== Do this ==
Pick out each line containing the string "from".

Extracted records
>> begin

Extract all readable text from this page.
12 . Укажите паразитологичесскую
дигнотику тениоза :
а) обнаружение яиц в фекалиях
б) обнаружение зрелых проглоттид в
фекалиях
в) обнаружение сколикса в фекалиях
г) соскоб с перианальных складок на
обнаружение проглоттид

>> end
>> begin

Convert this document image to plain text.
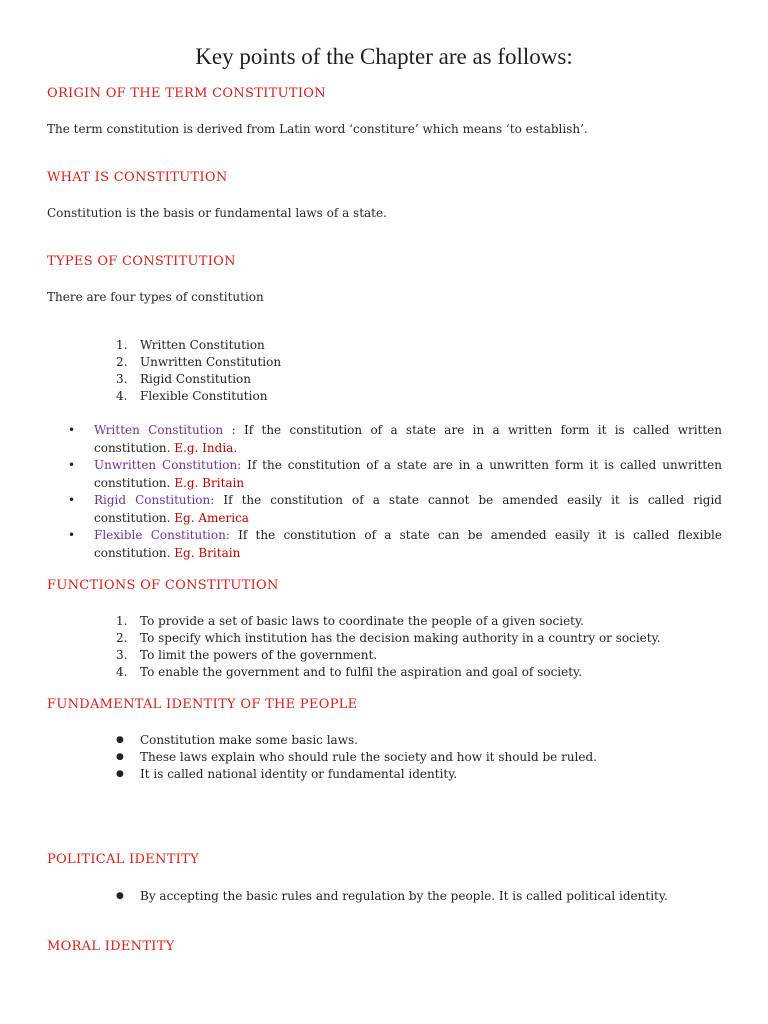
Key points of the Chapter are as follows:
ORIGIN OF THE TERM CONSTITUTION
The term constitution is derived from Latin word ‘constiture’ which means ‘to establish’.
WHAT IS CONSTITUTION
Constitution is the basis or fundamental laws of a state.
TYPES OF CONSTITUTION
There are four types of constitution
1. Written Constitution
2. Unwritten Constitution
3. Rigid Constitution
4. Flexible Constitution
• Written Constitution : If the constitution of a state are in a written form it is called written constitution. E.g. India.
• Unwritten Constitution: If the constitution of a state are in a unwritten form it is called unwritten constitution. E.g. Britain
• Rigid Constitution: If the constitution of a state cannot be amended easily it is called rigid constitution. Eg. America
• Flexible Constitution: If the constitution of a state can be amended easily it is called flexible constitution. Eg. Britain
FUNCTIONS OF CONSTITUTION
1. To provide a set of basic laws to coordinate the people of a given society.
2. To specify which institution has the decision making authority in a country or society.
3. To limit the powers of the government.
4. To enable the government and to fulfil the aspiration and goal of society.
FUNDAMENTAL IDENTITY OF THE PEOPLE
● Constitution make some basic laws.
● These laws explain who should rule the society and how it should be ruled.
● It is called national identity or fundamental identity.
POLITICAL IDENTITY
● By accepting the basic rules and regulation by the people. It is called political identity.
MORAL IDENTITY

>> end

== Written answer ==
Extract all readable text from this page.
The term constitution is derived from Latin word ‘constiture’ which means ‘to establish’.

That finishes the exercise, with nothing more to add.